▶ Dataset items:
┄┄┄┄┄┄┄┄┄┄

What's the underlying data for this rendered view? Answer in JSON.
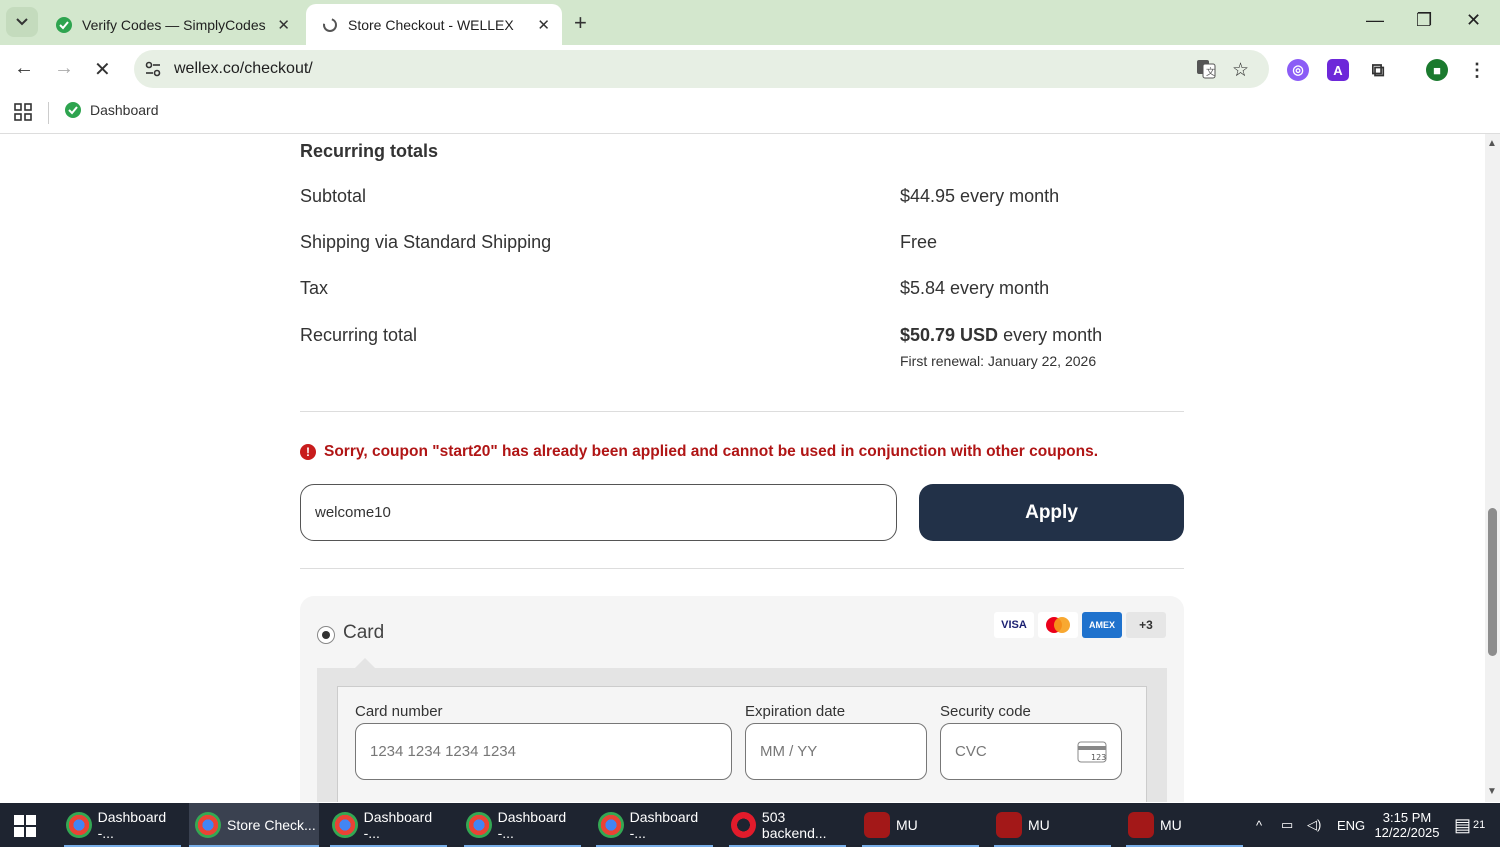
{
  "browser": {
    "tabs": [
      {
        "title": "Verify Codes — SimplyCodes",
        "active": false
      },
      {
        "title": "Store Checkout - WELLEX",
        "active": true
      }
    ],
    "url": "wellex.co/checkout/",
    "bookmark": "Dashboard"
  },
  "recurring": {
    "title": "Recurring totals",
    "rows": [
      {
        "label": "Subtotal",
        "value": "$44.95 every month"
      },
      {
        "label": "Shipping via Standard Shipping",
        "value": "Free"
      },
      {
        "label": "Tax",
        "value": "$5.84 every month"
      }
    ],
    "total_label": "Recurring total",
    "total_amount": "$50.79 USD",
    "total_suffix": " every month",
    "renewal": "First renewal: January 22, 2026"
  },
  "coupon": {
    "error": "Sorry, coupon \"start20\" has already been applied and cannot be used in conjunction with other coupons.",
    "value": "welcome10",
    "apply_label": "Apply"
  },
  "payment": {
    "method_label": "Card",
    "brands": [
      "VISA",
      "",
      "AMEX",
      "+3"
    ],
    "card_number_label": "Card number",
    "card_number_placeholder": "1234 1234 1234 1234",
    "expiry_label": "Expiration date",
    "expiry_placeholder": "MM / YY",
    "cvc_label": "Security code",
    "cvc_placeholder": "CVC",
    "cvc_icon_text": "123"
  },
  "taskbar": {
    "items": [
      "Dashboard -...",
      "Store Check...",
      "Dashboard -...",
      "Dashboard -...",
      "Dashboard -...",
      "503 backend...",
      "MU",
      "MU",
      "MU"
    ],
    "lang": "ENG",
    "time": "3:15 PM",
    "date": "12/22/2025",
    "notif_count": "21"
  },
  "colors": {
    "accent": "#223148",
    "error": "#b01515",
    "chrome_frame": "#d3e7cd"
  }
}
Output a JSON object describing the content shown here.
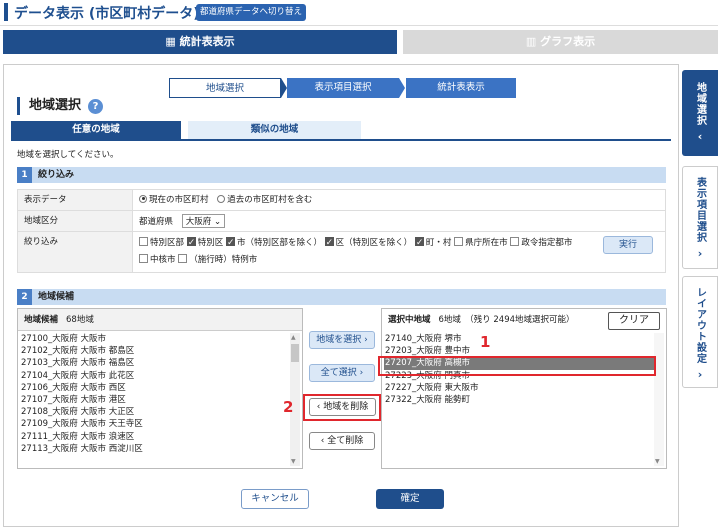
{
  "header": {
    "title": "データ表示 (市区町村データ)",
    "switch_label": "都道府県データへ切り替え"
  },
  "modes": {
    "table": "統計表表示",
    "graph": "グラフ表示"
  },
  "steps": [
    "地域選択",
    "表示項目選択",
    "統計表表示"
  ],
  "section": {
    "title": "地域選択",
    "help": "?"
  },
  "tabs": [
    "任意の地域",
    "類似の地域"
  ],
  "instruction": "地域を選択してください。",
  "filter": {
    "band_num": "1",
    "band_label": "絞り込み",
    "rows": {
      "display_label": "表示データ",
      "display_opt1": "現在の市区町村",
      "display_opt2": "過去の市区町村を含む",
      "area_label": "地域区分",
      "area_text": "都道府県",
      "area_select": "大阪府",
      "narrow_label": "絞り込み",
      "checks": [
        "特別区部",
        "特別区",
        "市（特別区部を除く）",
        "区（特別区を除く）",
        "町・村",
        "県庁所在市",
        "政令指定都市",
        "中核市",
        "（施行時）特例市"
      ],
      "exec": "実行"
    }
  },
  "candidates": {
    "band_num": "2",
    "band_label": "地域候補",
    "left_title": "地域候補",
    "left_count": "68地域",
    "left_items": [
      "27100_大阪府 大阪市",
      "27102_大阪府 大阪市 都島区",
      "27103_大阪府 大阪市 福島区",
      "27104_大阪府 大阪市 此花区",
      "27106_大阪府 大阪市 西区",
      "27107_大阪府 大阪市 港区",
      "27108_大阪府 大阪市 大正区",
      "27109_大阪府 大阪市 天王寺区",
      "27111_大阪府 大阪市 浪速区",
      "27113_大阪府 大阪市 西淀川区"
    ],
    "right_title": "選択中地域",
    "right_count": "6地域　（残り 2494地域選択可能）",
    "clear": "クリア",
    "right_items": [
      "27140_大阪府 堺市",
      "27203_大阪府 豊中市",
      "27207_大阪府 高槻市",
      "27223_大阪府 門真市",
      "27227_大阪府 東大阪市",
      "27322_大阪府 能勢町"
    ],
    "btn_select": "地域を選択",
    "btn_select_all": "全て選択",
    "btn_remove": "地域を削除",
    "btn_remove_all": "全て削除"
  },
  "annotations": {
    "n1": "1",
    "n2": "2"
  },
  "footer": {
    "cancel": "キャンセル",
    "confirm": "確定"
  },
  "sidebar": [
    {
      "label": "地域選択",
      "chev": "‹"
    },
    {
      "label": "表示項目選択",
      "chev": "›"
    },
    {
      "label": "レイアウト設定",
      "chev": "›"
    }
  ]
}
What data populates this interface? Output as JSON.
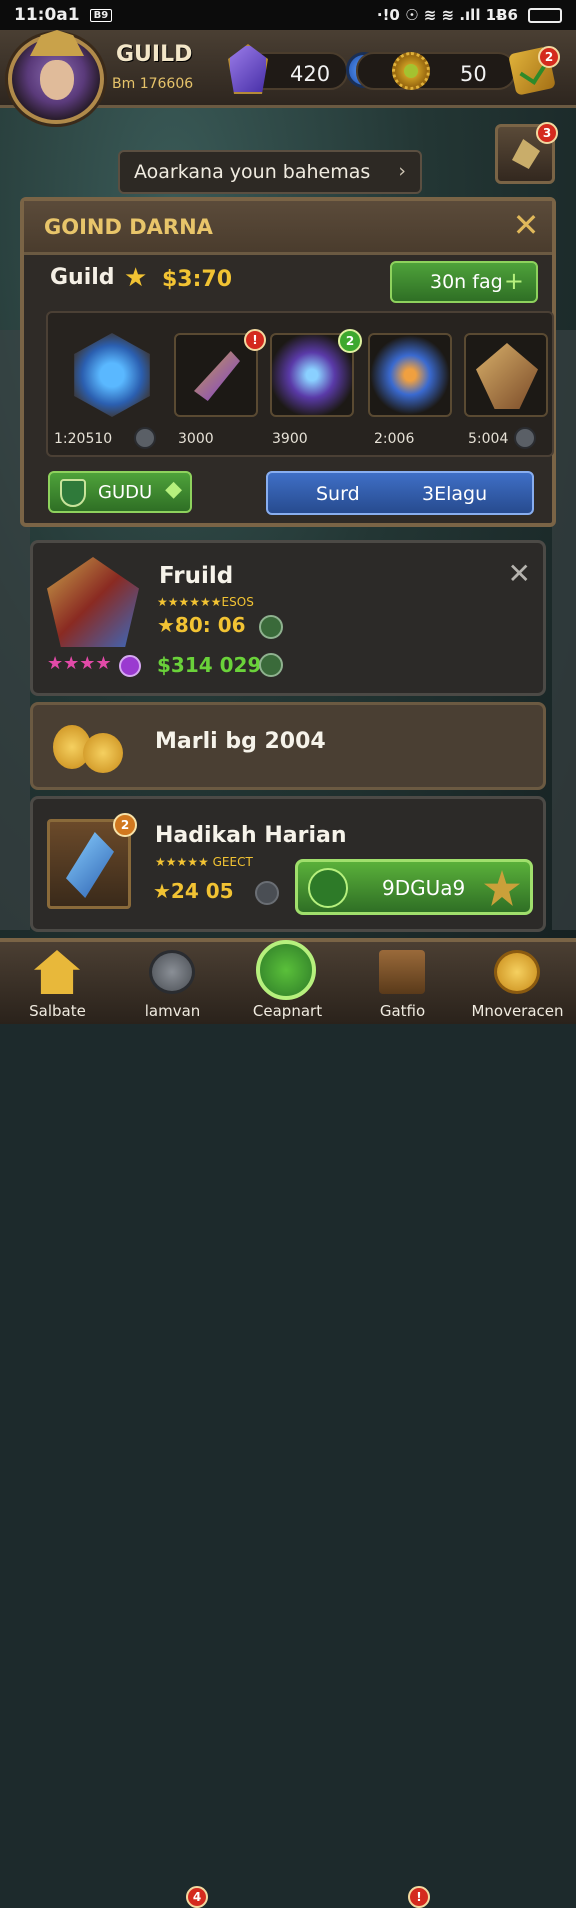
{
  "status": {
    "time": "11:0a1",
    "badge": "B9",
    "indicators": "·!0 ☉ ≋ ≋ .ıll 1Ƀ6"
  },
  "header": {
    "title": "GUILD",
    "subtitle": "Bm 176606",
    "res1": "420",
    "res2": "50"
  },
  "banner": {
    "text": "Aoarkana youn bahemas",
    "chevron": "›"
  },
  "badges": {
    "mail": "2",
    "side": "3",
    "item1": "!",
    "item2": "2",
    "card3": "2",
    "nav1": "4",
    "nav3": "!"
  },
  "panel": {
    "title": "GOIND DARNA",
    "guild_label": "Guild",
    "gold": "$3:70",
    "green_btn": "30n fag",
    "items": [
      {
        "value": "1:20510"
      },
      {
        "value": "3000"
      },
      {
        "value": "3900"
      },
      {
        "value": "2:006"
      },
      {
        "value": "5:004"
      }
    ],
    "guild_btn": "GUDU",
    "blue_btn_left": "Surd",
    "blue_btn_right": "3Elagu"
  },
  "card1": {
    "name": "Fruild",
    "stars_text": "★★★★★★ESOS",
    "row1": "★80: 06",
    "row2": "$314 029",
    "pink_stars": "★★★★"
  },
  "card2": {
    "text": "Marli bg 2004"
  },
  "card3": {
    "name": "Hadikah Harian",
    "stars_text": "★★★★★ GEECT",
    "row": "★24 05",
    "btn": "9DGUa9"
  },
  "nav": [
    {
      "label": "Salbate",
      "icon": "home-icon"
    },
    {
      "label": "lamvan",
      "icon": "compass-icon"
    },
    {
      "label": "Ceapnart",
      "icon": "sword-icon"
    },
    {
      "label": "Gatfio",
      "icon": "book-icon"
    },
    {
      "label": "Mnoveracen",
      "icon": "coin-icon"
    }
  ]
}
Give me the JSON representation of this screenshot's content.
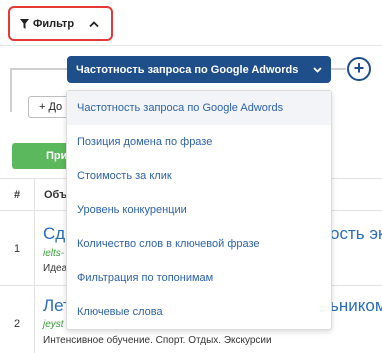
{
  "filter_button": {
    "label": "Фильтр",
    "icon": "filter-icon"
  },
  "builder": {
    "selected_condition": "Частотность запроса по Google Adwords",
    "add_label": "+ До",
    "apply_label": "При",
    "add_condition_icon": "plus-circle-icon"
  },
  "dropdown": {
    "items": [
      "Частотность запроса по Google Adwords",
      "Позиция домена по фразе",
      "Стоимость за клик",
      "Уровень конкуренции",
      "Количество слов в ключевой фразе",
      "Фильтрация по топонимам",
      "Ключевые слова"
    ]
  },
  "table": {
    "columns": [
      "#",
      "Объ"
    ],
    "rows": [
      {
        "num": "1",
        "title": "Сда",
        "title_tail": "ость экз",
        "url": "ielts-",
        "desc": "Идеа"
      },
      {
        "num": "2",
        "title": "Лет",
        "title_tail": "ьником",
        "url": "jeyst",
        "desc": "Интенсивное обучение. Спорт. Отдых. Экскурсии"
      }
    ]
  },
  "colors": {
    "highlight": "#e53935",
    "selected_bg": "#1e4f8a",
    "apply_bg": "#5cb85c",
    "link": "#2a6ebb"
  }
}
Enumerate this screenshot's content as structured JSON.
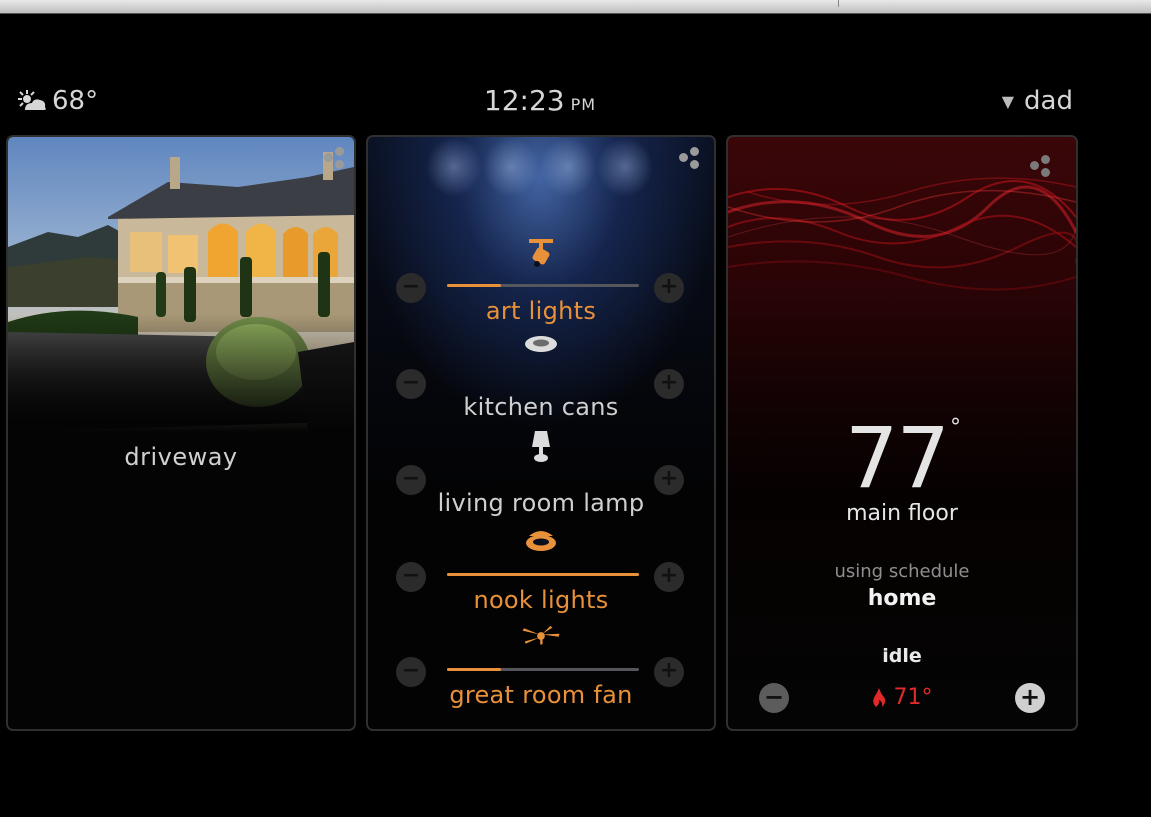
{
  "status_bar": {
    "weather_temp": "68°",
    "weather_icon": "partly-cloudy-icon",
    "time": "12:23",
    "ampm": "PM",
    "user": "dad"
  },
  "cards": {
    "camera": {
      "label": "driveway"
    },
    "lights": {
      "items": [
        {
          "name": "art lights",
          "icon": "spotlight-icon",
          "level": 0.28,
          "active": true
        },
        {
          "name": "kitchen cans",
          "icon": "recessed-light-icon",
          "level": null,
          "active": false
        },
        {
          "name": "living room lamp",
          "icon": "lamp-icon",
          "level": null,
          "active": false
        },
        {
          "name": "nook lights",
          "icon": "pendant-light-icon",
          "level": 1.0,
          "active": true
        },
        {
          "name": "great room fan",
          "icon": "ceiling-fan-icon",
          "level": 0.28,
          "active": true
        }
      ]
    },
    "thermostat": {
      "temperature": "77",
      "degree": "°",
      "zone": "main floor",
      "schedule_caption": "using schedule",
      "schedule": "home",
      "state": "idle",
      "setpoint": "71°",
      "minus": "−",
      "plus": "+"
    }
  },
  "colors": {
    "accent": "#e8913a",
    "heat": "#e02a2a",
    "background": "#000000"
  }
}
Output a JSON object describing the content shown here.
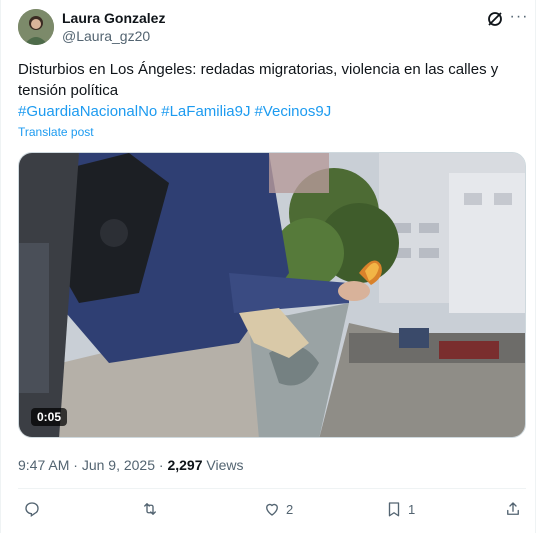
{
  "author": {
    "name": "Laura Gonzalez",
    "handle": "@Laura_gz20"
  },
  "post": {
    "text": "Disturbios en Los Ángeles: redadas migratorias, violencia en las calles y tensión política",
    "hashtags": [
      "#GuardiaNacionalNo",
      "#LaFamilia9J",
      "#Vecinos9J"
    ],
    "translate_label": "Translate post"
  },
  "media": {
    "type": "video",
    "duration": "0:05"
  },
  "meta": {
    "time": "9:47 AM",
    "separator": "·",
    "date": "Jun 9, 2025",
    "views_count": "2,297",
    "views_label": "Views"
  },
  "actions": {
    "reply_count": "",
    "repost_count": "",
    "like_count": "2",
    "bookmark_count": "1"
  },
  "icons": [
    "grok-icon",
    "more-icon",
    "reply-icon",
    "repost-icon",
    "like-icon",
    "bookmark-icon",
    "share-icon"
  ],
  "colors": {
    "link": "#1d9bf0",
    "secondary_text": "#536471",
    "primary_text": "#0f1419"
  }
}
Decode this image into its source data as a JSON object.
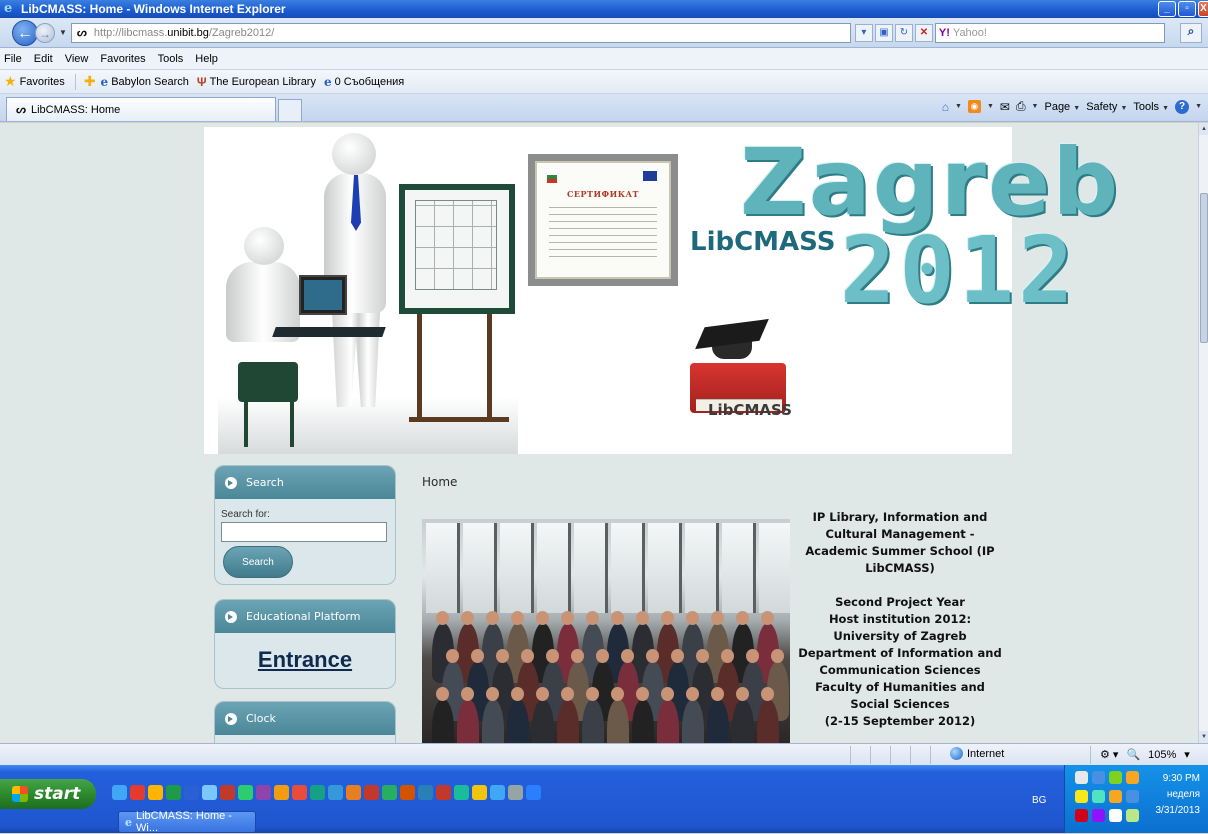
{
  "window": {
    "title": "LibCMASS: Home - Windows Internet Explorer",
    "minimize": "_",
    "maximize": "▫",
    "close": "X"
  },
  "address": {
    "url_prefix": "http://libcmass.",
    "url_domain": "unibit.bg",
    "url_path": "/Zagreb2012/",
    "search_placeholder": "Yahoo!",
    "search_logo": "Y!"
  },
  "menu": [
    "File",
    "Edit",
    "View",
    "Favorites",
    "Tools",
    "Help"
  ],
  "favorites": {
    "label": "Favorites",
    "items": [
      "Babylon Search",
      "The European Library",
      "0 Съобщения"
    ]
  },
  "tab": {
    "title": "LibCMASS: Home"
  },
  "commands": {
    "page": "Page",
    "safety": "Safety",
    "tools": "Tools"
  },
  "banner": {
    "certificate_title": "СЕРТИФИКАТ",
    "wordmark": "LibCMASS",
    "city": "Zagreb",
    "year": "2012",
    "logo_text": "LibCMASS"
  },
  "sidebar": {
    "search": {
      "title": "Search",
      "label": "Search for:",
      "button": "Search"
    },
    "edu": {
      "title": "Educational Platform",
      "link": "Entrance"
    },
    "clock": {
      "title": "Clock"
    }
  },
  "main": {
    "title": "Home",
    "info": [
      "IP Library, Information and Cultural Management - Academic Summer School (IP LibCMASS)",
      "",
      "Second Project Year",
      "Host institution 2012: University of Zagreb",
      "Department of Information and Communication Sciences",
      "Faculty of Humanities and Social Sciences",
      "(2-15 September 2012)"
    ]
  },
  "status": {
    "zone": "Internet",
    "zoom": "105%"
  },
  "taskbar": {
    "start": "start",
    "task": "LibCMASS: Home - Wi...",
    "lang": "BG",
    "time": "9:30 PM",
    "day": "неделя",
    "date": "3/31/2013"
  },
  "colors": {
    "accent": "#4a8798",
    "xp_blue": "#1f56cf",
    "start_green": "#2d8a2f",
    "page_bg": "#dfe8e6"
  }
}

┄┄┄┄┄┄┄┄┄┄

▶ SET TASK:
Go to the line containing "Decode this image", then write out word for word every line from there to the end of the listing. Keep both end lines and drop the pictures.

▶ ANSWER IN FULL:
Decode this image into its source data as a JSON object.
{
  "window": {
    "title": "LibCMASS: Home - Windows Internet Explorer",
    "minimize": "_",
    "maximize": "▫",
    "close": "X"
  },
  "address": {
    "url_prefix": "http://libcmass.",
    "url_domain": "unibit.bg",
    "url_path": "/Zagreb2012/",
    "search_placeholder": "Yahoo!",
    "search_logo": "Y!"
  },
  "menu": [
    "File",
    "Edit",
    "View",
    "Favorites",
    "Tools",
    "Help"
  ],
  "favorites": {
    "label": "Favorites",
    "items": [
      "Babylon Search",
      "The European Library",
      "0 Съобщения"
    ]
  },
  "tab": {
    "title": "LibCMASS: Home"
  },
  "commands": {
    "page": "Page",
    "safety": "Safety",
    "tools": "Tools"
  },
  "banner": {
    "certificate_title": "СЕРТИФИКАТ",
    "wordmark": "LibCMASS",
    "city": "Zagreb",
    "year": "2012",
    "logo_text": "LibCMASS"
  },
  "sidebar": {
    "search": {
      "title": "Search",
      "label": "Search for:",
      "button": "Search"
    },
    "edu": {
      "title": "Educational Platform",
      "link": "Entrance"
    },
    "clock": {
      "title": "Clock"
    }
  },
  "main": {
    "title": "Home",
    "info": [
      "IP Library, Information and Cultural Management - Academic Summer School (IP LibCMASS)",
      "",
      "Second Project Year",
      "Host institution 2012: University of Zagreb",
      "Department of Information and Communication Sciences",
      "Faculty of Humanities and Social Sciences",
      "(2-15 September 2012)"
    ]
  },
  "status": {
    "zone": "Internet",
    "zoom": "105%"
  },
  "taskbar": {
    "start": "start",
    "task": "LibCMASS: Home - Wi...",
    "lang": "BG",
    "time": "9:30 PM",
    "day": "неделя",
    "date": "3/31/2013"
  },
  "colors": {
    "accent": "#4a8798",
    "xp_blue": "#1f56cf",
    "start_green": "#2d8a2f",
    "page_bg": "#dfe8e6"
  }
}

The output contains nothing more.